- _MATERIAL FOR THIS TASK_:
>>>>>
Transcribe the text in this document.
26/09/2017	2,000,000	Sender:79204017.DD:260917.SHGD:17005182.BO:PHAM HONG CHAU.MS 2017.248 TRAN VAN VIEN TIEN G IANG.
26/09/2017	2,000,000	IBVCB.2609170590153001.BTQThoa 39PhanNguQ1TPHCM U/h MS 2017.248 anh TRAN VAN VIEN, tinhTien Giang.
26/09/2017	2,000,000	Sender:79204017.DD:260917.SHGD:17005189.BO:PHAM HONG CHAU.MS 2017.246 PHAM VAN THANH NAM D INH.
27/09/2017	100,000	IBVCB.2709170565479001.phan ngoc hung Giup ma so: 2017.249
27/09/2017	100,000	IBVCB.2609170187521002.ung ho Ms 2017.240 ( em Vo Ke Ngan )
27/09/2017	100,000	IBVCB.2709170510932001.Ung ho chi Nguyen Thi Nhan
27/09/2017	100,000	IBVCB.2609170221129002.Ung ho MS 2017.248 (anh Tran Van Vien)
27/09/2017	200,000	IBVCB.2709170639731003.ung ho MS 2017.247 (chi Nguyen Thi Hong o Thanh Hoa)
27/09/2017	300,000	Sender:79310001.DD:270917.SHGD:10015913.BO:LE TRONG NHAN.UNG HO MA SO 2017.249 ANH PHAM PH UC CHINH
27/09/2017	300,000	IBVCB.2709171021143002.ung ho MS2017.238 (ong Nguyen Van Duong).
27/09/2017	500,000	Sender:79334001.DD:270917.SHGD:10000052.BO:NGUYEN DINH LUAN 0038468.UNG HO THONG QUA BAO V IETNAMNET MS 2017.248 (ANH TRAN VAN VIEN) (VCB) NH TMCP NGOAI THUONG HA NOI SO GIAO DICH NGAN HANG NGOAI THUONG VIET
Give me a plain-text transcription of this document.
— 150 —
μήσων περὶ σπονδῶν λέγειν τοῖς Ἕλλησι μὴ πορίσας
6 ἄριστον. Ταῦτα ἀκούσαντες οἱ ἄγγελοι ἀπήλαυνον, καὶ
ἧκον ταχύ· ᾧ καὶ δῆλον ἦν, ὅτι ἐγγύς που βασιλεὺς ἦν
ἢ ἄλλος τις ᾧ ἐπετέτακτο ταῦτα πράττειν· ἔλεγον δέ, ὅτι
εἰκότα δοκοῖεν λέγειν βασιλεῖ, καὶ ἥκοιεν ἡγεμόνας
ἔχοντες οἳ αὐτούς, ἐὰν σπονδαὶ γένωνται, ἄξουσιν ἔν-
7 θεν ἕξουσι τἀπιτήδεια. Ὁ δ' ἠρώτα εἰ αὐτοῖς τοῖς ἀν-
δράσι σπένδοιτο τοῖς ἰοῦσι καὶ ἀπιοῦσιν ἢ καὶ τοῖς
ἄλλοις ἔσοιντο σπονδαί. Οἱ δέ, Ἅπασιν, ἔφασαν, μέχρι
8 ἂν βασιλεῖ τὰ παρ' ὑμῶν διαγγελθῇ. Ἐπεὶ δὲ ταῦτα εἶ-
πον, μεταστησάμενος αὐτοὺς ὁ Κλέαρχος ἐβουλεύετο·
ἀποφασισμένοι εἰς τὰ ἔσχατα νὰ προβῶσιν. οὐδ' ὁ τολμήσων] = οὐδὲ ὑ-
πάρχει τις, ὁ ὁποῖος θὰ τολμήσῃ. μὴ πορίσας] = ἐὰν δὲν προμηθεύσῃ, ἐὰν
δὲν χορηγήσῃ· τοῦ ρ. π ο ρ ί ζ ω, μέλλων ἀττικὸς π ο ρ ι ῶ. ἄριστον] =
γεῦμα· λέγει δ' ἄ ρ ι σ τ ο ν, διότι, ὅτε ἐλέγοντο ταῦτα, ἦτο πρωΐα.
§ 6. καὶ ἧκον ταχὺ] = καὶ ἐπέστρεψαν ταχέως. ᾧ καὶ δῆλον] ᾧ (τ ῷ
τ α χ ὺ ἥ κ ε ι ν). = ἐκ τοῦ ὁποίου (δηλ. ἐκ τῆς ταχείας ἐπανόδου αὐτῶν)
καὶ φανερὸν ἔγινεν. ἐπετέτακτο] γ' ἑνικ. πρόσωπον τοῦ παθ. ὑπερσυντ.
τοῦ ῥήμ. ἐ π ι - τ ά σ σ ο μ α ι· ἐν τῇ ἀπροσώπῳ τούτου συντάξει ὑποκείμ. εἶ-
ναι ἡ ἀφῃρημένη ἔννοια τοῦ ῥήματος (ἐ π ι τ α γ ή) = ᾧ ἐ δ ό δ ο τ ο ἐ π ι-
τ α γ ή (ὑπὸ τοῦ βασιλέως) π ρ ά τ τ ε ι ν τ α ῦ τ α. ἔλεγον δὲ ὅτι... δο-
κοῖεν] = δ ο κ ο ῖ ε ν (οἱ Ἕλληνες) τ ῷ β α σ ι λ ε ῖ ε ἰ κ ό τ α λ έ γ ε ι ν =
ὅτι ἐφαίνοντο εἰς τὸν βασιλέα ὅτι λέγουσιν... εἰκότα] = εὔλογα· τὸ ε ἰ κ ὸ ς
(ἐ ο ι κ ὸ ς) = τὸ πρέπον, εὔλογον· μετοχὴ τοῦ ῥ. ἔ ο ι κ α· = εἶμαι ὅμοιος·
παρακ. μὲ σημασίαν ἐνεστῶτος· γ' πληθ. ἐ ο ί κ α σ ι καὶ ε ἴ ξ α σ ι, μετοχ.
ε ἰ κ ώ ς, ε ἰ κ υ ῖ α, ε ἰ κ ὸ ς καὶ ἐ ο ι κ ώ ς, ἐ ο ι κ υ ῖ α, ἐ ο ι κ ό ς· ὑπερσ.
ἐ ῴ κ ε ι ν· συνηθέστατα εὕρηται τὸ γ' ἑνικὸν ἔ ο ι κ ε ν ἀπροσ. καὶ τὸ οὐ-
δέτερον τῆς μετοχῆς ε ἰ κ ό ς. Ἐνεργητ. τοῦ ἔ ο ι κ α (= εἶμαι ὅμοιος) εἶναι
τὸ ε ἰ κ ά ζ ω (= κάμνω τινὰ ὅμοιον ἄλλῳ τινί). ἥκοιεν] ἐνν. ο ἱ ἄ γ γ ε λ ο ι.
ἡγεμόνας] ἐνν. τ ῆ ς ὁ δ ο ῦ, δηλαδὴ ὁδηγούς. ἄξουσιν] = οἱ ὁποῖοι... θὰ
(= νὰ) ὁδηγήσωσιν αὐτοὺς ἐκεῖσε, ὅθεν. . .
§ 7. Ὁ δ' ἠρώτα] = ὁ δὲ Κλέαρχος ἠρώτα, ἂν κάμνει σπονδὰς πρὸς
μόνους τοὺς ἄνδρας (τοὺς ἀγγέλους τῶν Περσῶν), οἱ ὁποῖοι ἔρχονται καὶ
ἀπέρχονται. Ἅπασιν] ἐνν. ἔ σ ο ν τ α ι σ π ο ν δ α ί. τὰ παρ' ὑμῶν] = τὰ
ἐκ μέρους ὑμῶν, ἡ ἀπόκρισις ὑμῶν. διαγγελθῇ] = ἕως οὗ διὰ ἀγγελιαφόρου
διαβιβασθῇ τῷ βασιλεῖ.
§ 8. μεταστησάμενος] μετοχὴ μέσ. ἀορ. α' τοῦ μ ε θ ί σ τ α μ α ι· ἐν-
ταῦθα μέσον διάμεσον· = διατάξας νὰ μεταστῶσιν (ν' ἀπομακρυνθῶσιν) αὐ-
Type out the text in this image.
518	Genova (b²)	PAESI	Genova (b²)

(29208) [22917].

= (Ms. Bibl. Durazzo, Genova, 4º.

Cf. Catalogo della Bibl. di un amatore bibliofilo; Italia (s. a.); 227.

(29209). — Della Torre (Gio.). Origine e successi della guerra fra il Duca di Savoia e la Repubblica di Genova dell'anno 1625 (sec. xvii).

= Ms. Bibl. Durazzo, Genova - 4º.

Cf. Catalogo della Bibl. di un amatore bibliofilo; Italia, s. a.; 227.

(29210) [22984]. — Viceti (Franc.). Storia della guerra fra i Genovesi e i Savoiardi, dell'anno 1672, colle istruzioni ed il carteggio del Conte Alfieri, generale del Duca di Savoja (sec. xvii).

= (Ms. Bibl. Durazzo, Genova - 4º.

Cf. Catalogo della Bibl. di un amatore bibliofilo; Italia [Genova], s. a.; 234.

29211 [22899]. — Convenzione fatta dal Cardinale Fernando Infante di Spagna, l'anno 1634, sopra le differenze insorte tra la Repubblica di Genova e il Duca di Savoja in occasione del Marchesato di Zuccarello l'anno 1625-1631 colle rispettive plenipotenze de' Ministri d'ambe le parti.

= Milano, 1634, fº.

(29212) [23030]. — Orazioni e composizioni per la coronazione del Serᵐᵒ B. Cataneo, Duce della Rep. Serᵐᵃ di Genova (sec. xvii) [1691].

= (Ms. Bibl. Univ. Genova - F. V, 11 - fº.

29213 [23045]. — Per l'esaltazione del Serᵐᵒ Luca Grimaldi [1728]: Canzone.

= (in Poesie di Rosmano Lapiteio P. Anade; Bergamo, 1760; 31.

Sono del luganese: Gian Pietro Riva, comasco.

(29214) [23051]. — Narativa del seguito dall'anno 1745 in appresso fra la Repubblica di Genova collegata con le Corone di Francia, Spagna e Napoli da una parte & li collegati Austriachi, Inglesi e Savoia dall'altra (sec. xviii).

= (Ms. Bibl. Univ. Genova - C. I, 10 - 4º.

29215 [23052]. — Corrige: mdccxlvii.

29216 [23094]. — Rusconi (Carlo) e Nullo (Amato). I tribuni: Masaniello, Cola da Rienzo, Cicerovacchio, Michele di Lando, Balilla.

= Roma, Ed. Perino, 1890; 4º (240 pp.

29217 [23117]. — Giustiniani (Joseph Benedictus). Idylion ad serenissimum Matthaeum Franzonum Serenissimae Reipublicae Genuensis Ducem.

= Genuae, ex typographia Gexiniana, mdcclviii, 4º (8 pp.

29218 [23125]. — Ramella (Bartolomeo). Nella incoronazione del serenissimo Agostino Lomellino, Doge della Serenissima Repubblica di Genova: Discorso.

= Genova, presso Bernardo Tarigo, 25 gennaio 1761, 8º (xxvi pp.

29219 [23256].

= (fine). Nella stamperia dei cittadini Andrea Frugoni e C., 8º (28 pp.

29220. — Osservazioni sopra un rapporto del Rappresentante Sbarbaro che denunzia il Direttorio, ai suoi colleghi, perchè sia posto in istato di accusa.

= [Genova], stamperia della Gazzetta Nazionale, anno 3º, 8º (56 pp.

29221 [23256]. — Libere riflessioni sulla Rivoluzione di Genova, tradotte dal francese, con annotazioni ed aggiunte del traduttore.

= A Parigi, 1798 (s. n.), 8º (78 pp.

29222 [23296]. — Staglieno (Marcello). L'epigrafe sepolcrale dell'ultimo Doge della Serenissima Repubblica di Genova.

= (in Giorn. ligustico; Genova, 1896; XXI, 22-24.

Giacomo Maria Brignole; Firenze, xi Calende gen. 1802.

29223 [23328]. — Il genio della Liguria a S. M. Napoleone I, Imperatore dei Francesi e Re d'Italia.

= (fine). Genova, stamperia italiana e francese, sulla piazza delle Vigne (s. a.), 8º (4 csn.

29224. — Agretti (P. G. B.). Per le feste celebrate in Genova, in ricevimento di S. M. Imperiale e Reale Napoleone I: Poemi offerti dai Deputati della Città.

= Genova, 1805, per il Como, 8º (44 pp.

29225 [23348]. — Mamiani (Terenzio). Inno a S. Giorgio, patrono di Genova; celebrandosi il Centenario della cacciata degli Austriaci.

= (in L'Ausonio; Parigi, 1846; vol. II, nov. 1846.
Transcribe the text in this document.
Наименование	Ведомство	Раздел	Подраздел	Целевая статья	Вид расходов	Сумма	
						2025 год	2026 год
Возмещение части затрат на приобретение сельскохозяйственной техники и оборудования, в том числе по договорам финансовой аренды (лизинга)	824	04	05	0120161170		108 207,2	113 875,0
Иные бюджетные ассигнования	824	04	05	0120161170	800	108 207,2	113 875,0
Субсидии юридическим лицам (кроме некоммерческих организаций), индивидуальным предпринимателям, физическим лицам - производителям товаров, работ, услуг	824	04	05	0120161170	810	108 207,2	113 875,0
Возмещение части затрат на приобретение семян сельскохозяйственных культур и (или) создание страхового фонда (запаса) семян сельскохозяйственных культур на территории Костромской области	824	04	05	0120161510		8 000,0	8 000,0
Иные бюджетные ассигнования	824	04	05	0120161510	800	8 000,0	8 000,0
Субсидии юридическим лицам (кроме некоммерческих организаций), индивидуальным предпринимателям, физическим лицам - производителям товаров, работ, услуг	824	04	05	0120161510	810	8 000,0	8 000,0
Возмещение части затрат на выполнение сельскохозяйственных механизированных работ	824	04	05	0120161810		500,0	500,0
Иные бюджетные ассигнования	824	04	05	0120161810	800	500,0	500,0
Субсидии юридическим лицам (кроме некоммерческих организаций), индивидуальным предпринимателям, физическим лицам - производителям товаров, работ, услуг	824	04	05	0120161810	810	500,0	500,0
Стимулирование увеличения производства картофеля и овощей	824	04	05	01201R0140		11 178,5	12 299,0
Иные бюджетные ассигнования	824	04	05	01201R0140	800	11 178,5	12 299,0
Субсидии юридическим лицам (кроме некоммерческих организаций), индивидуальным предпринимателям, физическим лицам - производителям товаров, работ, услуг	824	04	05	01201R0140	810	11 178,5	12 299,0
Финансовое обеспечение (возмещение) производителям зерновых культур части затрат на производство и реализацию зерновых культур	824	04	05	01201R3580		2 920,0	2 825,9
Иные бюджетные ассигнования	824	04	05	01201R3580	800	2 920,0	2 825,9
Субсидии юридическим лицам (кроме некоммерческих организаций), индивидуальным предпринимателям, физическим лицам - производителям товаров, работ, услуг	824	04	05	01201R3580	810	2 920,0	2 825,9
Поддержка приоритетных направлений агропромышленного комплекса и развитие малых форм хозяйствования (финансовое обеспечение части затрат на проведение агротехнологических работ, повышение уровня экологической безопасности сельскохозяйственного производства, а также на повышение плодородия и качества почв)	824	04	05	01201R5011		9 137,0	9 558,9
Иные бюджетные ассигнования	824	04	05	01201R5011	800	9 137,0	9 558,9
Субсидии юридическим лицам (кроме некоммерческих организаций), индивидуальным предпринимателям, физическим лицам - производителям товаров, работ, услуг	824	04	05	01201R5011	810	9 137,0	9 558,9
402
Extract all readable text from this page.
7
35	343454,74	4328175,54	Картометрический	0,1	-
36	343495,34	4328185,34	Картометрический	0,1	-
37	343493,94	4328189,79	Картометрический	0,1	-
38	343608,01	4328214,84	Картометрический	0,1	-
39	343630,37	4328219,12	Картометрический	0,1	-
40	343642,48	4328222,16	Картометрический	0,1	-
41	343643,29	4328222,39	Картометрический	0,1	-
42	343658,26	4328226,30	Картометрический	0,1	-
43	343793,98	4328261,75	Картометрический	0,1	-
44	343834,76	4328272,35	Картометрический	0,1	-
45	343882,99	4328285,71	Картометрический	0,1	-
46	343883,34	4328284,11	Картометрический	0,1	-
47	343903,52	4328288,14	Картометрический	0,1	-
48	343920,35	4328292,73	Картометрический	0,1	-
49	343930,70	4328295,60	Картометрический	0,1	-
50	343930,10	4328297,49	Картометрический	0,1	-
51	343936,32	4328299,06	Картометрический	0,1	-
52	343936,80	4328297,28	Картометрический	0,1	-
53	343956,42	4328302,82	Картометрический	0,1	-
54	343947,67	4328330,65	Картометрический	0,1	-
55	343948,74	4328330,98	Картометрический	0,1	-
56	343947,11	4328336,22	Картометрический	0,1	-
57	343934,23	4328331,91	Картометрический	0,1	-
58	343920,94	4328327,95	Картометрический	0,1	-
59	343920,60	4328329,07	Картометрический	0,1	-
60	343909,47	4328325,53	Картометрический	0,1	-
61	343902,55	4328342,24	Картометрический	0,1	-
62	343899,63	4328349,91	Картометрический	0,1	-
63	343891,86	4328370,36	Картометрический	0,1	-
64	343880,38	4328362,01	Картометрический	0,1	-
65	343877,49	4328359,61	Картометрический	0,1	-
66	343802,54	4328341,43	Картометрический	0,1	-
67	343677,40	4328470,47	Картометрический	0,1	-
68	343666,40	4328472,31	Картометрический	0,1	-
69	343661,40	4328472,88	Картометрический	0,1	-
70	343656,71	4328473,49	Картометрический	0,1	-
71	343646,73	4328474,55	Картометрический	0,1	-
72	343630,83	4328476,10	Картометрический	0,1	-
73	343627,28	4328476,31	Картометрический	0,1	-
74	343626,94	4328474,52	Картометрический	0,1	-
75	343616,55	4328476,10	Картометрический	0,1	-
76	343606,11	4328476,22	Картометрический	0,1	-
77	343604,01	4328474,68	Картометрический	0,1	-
<<<<<
Filter the records, keeping only lines that contain "τοῖς", and show those lines.

μήσων περὶ σπονδῶν λέγειν τοῖς Ἕλλησι μὴ πορίσας
7 θεν ἕξουσι τἀπιτήδεια. Ὁ δ' ἠρώτα εἰ αὐτοῖς τοῖς ἀν-
δράσι σπένδοιτο τοῖς ἰοῦσι καὶ ἀπιοῦσιν ἢ καὶ τοῖς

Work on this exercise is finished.